**Data shown:**
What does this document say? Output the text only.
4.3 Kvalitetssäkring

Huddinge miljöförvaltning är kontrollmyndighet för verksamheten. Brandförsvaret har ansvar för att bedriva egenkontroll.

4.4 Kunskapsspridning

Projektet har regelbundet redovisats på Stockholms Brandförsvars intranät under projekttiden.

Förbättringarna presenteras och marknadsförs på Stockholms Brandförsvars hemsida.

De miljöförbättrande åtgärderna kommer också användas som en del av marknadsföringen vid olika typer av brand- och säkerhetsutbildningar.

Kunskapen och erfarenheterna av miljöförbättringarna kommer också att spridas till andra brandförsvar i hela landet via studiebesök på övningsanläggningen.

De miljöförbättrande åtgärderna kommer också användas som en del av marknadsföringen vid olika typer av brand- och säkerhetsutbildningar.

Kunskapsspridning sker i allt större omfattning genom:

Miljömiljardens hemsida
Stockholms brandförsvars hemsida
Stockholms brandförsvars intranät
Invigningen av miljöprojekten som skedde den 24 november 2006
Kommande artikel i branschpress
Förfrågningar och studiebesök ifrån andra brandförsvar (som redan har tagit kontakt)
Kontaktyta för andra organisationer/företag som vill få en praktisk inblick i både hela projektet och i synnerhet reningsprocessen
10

**Task goal:** What lines in the material mention "intranät"? Copy every one of them.

**Answer:**
Projektet har regelbundet redovisats på Stockholms Brandförsvars intranät under projekttiden.
Stockholms brandförsvars intranät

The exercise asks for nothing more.